» STATED PROBLEM
For every line in the data below that contains "median", copy the line.
===== STORED ROWS
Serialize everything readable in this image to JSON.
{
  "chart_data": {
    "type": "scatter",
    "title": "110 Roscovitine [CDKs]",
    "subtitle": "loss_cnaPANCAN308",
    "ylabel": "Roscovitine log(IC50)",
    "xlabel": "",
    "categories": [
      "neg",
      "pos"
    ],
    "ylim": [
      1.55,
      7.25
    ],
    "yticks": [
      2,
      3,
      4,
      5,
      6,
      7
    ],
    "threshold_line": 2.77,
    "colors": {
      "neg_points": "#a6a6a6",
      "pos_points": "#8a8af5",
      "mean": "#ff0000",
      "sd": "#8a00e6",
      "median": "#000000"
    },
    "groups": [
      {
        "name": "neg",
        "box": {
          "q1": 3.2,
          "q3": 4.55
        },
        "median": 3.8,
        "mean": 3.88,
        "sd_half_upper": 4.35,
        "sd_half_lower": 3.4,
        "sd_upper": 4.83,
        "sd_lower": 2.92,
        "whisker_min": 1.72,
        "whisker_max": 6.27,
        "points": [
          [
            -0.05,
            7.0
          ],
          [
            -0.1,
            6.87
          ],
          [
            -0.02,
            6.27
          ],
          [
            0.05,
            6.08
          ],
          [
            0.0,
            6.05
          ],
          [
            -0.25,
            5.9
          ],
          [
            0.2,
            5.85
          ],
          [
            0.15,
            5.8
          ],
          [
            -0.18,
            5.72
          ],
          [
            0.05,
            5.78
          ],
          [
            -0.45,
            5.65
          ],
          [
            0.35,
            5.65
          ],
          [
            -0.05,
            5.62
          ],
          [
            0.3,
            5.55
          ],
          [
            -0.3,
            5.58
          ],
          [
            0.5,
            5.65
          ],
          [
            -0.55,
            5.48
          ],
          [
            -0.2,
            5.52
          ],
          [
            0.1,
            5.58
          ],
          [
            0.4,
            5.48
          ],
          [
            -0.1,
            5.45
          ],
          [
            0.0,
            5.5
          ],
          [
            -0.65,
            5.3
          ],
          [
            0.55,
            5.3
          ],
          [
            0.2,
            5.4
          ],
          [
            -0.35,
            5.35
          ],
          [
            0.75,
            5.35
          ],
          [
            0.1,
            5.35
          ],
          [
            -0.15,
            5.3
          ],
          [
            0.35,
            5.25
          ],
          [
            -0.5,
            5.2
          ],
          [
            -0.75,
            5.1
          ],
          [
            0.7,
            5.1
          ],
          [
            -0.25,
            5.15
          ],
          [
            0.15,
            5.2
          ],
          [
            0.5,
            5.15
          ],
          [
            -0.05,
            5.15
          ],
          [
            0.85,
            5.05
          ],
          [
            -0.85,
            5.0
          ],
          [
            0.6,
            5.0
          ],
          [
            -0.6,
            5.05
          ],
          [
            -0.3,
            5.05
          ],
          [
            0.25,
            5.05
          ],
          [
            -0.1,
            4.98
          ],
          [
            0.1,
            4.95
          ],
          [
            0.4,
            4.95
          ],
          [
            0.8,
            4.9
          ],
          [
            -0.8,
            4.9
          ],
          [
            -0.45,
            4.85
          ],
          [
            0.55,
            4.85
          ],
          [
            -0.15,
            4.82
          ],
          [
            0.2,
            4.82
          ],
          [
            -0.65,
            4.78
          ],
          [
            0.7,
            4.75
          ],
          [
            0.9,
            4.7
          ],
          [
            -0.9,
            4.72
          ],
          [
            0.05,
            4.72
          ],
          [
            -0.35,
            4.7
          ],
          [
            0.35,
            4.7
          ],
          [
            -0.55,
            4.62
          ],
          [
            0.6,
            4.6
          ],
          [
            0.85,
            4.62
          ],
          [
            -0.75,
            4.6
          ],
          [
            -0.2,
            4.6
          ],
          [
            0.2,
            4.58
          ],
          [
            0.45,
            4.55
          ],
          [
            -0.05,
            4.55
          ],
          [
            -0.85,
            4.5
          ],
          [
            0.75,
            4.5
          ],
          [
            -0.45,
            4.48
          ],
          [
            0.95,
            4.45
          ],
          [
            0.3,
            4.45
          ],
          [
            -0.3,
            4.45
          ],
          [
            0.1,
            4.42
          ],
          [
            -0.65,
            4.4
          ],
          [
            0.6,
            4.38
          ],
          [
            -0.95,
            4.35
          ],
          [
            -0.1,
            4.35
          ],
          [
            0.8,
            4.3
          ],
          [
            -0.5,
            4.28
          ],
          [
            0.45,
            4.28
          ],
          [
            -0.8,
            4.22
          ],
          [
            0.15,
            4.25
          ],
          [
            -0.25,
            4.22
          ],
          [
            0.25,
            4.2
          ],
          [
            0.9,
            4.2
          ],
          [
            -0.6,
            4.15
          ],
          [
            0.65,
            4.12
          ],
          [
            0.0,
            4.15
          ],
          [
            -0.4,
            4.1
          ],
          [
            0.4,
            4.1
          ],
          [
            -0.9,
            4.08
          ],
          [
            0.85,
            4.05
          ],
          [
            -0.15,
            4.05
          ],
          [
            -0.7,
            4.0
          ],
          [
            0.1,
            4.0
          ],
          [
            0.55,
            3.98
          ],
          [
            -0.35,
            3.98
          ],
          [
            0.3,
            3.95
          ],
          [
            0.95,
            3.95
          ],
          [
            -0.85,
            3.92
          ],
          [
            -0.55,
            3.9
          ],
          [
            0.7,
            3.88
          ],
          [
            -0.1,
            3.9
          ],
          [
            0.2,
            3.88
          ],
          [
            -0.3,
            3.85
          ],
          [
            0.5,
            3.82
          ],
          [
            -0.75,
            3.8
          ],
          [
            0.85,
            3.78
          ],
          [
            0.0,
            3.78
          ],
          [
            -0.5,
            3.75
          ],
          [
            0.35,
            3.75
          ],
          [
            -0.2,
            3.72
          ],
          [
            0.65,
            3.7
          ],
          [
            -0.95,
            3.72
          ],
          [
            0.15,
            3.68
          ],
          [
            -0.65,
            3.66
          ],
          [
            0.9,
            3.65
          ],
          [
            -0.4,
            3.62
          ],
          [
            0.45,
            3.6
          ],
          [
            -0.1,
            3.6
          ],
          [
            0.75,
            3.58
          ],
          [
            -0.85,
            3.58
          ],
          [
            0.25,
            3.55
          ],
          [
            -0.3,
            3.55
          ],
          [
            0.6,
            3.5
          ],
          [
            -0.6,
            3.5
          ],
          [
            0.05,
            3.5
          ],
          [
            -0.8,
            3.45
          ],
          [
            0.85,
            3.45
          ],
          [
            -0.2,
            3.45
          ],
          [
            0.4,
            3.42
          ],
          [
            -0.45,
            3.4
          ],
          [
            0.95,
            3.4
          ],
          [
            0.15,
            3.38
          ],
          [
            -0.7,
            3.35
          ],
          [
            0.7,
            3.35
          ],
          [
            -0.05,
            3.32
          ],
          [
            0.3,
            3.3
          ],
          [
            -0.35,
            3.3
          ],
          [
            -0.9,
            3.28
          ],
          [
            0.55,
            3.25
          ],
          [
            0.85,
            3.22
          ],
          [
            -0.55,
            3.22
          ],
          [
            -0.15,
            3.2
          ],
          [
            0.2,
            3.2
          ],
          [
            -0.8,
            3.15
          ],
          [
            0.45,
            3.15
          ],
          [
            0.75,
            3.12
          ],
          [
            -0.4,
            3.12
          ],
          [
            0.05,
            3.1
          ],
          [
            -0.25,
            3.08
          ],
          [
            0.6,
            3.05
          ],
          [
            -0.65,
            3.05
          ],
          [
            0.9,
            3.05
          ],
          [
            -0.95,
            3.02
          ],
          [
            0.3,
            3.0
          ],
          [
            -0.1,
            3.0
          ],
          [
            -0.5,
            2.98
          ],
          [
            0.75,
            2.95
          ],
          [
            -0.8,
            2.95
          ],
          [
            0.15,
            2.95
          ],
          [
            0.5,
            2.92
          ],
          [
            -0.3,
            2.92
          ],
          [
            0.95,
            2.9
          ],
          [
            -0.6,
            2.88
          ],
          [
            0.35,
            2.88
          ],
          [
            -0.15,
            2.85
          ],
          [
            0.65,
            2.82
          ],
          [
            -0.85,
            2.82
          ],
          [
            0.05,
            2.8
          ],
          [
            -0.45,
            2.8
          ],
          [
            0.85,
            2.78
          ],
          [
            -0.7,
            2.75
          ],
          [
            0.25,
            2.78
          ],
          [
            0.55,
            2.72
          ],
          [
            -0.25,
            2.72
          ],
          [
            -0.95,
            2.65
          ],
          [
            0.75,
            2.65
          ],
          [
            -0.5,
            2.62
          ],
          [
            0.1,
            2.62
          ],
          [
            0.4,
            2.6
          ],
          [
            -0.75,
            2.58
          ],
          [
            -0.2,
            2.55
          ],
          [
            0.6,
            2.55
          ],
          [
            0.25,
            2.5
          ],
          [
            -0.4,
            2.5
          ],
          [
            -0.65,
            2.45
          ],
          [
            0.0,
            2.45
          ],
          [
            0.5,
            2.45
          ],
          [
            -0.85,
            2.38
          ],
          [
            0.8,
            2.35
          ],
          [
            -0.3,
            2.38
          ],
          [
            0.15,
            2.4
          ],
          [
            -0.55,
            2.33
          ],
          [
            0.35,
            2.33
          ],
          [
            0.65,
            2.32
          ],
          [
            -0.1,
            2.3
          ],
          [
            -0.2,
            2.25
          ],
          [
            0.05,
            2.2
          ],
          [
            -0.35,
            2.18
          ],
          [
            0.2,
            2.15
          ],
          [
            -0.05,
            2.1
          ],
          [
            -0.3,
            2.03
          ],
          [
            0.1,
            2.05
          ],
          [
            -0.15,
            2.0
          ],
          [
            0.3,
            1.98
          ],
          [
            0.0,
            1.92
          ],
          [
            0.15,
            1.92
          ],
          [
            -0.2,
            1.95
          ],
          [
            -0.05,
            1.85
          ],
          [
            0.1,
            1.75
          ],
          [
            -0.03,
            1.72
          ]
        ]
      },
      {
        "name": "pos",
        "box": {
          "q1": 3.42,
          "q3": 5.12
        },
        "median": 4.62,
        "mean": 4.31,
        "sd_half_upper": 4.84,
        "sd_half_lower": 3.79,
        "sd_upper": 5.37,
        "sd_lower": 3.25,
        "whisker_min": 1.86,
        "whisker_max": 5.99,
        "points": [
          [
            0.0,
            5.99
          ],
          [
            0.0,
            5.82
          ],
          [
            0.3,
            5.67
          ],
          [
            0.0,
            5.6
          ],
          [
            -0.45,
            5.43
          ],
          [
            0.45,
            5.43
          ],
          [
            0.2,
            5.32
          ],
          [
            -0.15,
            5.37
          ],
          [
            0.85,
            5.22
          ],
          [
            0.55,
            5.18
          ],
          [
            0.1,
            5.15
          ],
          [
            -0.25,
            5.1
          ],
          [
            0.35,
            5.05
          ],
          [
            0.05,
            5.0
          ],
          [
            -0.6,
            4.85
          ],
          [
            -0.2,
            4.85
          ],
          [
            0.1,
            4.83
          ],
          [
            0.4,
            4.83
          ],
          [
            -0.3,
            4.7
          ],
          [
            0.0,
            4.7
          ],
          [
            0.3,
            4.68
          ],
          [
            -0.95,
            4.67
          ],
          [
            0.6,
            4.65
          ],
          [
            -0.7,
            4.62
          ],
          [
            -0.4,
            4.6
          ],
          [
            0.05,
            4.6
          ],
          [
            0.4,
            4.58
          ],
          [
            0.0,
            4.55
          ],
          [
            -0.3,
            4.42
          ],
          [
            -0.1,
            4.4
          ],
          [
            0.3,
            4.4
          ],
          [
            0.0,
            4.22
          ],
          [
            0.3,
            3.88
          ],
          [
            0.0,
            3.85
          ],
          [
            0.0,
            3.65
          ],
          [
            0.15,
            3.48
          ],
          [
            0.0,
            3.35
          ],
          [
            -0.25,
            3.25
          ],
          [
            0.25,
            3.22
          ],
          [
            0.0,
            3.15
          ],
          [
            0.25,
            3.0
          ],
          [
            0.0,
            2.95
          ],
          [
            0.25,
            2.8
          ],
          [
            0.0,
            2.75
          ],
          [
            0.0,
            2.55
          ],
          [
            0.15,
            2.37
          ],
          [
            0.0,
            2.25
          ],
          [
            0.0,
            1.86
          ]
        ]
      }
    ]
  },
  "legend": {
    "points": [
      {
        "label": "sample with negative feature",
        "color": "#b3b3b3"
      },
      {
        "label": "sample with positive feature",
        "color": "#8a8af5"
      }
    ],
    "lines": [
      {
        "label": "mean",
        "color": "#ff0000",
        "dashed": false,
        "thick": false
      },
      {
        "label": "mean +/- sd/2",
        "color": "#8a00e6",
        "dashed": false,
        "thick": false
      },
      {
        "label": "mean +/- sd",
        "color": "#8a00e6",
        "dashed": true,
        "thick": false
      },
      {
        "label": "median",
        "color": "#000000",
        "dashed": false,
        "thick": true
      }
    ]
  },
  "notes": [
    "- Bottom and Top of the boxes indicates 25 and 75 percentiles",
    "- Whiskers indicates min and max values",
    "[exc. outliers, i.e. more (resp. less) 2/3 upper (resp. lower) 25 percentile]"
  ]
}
==========
» TASK ANSWER
      "median": "#000000"
        "median": 3.8,
        "median": 4.62,
        "label": "median",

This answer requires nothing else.